- TASK REQUIREMENTS:
Each entry that follows must be output without any deviation.

- INPUT FOR THIS TASK:
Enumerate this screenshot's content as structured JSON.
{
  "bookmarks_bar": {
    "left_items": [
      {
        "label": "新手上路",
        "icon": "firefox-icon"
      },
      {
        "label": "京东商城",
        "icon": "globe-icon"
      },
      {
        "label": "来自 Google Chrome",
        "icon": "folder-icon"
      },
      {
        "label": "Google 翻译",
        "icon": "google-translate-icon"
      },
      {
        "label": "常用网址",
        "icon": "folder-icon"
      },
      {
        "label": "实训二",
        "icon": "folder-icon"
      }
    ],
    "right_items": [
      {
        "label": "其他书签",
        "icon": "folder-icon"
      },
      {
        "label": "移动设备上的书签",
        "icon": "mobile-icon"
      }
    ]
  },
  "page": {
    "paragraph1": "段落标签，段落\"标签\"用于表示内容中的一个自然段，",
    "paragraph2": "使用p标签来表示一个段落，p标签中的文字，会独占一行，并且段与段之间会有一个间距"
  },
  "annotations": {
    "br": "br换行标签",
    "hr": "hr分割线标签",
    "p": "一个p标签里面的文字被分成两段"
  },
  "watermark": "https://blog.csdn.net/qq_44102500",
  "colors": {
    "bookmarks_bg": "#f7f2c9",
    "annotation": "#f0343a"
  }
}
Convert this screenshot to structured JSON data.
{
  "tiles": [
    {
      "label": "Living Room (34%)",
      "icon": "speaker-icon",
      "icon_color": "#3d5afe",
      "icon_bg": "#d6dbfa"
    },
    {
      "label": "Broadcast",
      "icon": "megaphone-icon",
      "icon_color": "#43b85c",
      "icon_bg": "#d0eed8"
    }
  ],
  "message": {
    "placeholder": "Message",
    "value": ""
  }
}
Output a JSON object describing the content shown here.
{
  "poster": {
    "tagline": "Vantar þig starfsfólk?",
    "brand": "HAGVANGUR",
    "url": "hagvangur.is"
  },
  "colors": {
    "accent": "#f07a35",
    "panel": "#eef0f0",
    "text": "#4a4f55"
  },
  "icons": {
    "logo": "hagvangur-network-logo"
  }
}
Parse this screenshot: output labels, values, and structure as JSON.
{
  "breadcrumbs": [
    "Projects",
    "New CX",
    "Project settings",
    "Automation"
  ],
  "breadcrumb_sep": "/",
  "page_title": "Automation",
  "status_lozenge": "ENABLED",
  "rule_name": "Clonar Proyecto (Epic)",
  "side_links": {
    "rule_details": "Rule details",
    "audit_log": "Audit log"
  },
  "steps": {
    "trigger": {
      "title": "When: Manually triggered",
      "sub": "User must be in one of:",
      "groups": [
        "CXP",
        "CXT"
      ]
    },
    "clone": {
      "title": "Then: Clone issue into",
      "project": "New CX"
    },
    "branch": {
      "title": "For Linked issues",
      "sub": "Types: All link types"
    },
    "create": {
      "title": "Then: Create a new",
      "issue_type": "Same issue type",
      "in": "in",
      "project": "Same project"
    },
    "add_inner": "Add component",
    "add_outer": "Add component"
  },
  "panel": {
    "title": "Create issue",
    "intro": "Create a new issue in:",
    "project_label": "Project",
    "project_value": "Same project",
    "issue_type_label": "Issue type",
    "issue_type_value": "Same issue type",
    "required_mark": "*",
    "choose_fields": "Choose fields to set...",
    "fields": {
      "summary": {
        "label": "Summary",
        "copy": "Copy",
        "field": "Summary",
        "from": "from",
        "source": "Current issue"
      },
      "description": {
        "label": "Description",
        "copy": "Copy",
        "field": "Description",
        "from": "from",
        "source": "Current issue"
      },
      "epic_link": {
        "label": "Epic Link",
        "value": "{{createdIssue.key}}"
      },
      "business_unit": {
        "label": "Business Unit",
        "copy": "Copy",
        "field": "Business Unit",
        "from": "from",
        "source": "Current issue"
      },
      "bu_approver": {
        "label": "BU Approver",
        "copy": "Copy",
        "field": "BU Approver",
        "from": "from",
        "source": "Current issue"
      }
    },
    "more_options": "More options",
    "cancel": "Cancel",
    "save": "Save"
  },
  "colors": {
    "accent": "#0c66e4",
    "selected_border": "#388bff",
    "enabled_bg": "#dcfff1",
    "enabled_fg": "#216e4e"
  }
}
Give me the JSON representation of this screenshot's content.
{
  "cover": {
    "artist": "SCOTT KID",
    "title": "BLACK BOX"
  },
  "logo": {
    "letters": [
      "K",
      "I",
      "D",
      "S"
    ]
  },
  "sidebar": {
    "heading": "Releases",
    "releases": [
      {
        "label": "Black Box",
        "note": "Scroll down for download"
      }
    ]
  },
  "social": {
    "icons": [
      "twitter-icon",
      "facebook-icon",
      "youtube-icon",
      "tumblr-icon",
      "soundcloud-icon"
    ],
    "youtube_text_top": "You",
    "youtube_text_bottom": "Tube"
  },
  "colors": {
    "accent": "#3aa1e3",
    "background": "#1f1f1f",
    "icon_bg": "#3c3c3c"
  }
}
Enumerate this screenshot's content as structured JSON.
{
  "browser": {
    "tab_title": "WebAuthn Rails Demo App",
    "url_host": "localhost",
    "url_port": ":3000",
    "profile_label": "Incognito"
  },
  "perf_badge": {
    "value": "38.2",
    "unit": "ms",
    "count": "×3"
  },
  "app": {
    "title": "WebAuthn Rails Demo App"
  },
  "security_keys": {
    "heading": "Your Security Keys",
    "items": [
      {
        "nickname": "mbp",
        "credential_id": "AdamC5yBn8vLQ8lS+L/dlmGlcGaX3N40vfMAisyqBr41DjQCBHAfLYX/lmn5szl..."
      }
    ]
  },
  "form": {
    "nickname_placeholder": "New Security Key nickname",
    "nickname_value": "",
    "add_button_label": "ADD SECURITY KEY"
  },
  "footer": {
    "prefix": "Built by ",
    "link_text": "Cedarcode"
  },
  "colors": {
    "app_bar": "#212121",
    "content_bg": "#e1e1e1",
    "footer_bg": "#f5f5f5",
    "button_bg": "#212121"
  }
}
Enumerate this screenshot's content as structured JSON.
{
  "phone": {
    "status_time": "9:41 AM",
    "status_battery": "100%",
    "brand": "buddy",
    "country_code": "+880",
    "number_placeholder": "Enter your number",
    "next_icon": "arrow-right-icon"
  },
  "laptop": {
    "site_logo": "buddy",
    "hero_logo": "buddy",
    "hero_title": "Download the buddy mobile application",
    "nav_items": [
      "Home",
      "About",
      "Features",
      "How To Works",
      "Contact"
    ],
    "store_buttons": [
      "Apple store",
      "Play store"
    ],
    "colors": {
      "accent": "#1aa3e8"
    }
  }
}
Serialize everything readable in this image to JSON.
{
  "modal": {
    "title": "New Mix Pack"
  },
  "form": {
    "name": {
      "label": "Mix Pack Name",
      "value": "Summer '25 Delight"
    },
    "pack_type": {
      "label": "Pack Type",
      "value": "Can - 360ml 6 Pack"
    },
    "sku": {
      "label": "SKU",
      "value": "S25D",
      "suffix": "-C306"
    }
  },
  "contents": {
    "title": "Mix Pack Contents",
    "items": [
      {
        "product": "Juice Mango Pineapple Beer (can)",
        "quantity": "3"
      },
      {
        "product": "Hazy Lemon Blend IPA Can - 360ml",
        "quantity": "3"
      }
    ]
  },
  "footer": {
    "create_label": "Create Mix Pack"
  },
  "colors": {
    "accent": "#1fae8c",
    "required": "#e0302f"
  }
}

- RESULT:
Enumerate this screenshot's content as structured JSON.
{
  "bookmarks_bar": {
    "left_items": [
      {
        "label": "新手上路",
        "icon": "firefox-icon"
      },
      {
        "label": "京东商城",
        "icon": "globe-icon"
      },
      {
        "label": "来自 Google Chrome",
        "icon": "folder-icon"
      },
      {
        "label": "Google 翻译",
        "icon": "google-translate-icon"
      },
      {
        "label": "常用网址",
        "icon": "folder-icon"
      },
      {
        "label": "实训二",
        "icon": "folder-icon"
      }
    ],
    "right_items": [
      {
        "label": "其他书签",
        "icon": "folder-icon"
      },
      {
        "label": "移动设备上的书签",
        "icon": "mobile-icon"
      }
    ]
  },
  "page": {
    "paragraph1": "段落标签，段落\"标签\"用于表示内容中的一个自然段，",
    "paragraph2": "使用p标签来表示一个段落，p标签中的文字，会独占一行，并且段与段之间会有一个间距"
  },
  "annotations": {
    "br": "br换行标签",
    "hr": "hr分割线标签",
    "p": "一个p标签里面的文字被分成两段"
  },
  "watermark": "https://blog.csdn.net/qq_44102500",
  "colors": {
    "bookmarks_bg": "#f7f2c9",
    "annotation": "#f0343a"
  }
}
Convert this screenshot to structured JSON data.
{
  "tiles": [
    {
      "label": "Living Room (34%)",
      "icon": "speaker-icon",
      "icon_color": "#3d5afe",
      "icon_bg": "#d6dbfa"
    },
    {
      "label": "Broadcast",
      "icon": "megaphone-icon",
      "icon_color": "#43b85c",
      "icon_bg": "#d0eed8"
    }
  ],
  "message": {
    "placeholder": "Message",
    "value": ""
  }
}
Output a JSON object describing the content shown here.
{
  "poster": {
    "tagline": "Vantar þig starfsfólk?",
    "brand": "HAGVANGUR",
    "url": "hagvangur.is"
  },
  "colors": {
    "accent": "#f07a35",
    "panel": "#eef0f0",
    "text": "#4a4f55"
  },
  "icons": {
    "logo": "hagvangur-network-logo"
  }
}
Parse this screenshot: output labels, values, and structure as JSON.
{
  "breadcrumbs": [
    "Projects",
    "New CX",
    "Project settings",
    "Automation"
  ],
  "breadcrumb_sep": "/",
  "page_title": "Automation",
  "status_lozenge": "ENABLED",
  "rule_name": "Clonar Proyecto (Epic)",
  "side_links": {
    "rule_details": "Rule details",
    "audit_log": "Audit log"
  },
  "steps": {
    "trigger": {
      "title": "When: Manually triggered",
      "sub": "User must be in one of:",
      "groups": [
        "CXP",
        "CXT"
      ]
    },
    "clone": {
      "title": "Then: Clone issue into",
      "project": "New CX"
    },
    "branch": {
      "title": "For Linked issues",
      "sub": "Types: All link types"
    },
    "create": {
      "title": "Then: Create a new",
      "issue_type": "Same issue type",
      "in": "in",
      "project": "Same project"
    },
    "add_inner": "Add component",
    "add_outer": "Add component"
  },
  "panel": {
    "title": "Create issue",
    "intro": "Create a new issue in:",
    "project_label": "Project",
    "project_value": "Same project",
    "issue_type_label": "Issue type",
    "issue_type_value": "Same issue type",
    "required_mark": "*",
    "choose_fields": "Choose fields to set...",
    "fields": {
      "summary": {
        "label": "Summary",
        "copy": "Copy",
        "field": "Summary",
        "from": "from",
        "source": "Current issue"
      },
      "description": {
        "label": "Description",
        "copy": "Copy",
        "field": "Description",
        "from": "from",
        "source": "Current issue"
      },
      "epic_link": {
        "label": "Epic Link",
        "value": "{{createdIssue.key}}"
      },
      "business_unit": {
        "label": "Business Unit",
        "copy": "Copy",
        "field": "Business Unit",
        "from": "from",
        "source": "Current issue"
      },
      "bu_approver": {
        "label": "BU Approver",
        "copy": "Copy",
        "field": "BU Approver",
        "from": "from",
        "source": "Current issue"
      }
    },
    "more_options": "More options",
    "cancel": "Cancel",
    "save": "Save"
  },
  "colors": {
    "accent": "#0c66e4",
    "selected_border": "#388bff",
    "enabled_bg": "#dcfff1",
    "enabled_fg": "#216e4e"
  }
}
Give me the JSON representation of this screenshot's content.
{
  "cover": {
    "artist": "SCOTT KID",
    "title": "BLACK BOX"
  },
  "logo": {
    "letters": [
      "K",
      "I",
      "D",
      "S"
    ]
  },
  "sidebar": {
    "heading": "Releases",
    "releases": [
      {
        "label": "Black Box",
        "note": "Scroll down for download"
      }
    ]
  },
  "social": {
    "icons": [
      "twitter-icon",
      "facebook-icon",
      "youtube-icon",
      "tumblr-icon",
      "soundcloud-icon"
    ],
    "youtube_text_top": "You",
    "youtube_text_bottom": "Tube"
  },
  "colors": {
    "accent": "#3aa1e3",
    "background": "#1f1f1f",
    "icon_bg": "#3c3c3c"
  }
}
Enumerate this screenshot's content as structured JSON.
{
  "browser": {
    "tab_title": "WebAuthn Rails Demo App",
    "url_host": "localhost",
    "url_port": ":3000",
    "profile_label": "Incognito"
  },
  "perf_badge": {
    "value": "38.2",
    "unit": "ms",
    "count": "×3"
  },
  "app": {
    "title": "WebAuthn Rails Demo App"
  },
  "security_keys": {
    "heading": "Your Security Keys",
    "items": [
      {
        "nickname": "mbp",
        "credential_id": "AdamC5yBn8vLQ8lS+L/dlmGlcGaX3N40vfMAisyqBr41DjQCBHAfLYX/lmn5szl..."
      }
    ]
  },
  "form": {
    "nickname_placeholder": "New Security Key nickname",
    "nickname_value": "",
    "add_button_label": "ADD SECURITY KEY"
  },
  "footer": {
    "prefix": "Built by ",
    "link_text": "Cedarcode"
  },
  "colors": {
    "app_bar": "#212121",
    "content_bg": "#e1e1e1",
    "footer_bg": "#f5f5f5",
    "button_bg": "#212121"
  }
}
Enumerate this screenshot's content as structured JSON.
{
  "phone": {
    "status_time": "9:41 AM",
    "status_battery": "100%",
    "brand": "buddy",
    "country_code": "+880",
    "number_placeholder": "Enter your number",
    "next_icon": "arrow-right-icon"
  },
  "laptop": {
    "site_logo": "buddy",
    "hero_logo": "buddy",
    "hero_title": "Download the buddy mobile application",
    "nav_items": [
      "Home",
      "About",
      "Features",
      "How To Works",
      "Contact"
    ],
    "store_buttons": [
      "Apple store",
      "Play store"
    ],
    "colors": {
      "accent": "#1aa3e8"
    }
  }
}
Serialize everything readable in this image to JSON.
{
  "modal": {
    "title": "New Mix Pack"
  },
  "form": {
    "name": {
      "label": "Mix Pack Name",
      "value": "Summer '25 Delight"
    },
    "pack_type": {
      "label": "Pack Type",
      "value": "Can - 360ml 6 Pack"
    },
    "sku": {
      "label": "SKU",
      "value": "S25D",
      "suffix": "-C306"
    }
  },
  "contents": {
    "title": "Mix Pack Contents",
    "items": [
      {
        "product": "Juice Mango Pineapple Beer (can)",
        "quantity": "3"
      },
      {
        "product": "Hazy Lemon Blend IPA Can - 360ml",
        "quantity": "3"
      }
    ]
  },
  "footer": {
    "create_label": "Create Mix Pack"
  },
  "colors": {
    "accent": "#1fae8c",
    "required": "#e0302f"
  }
}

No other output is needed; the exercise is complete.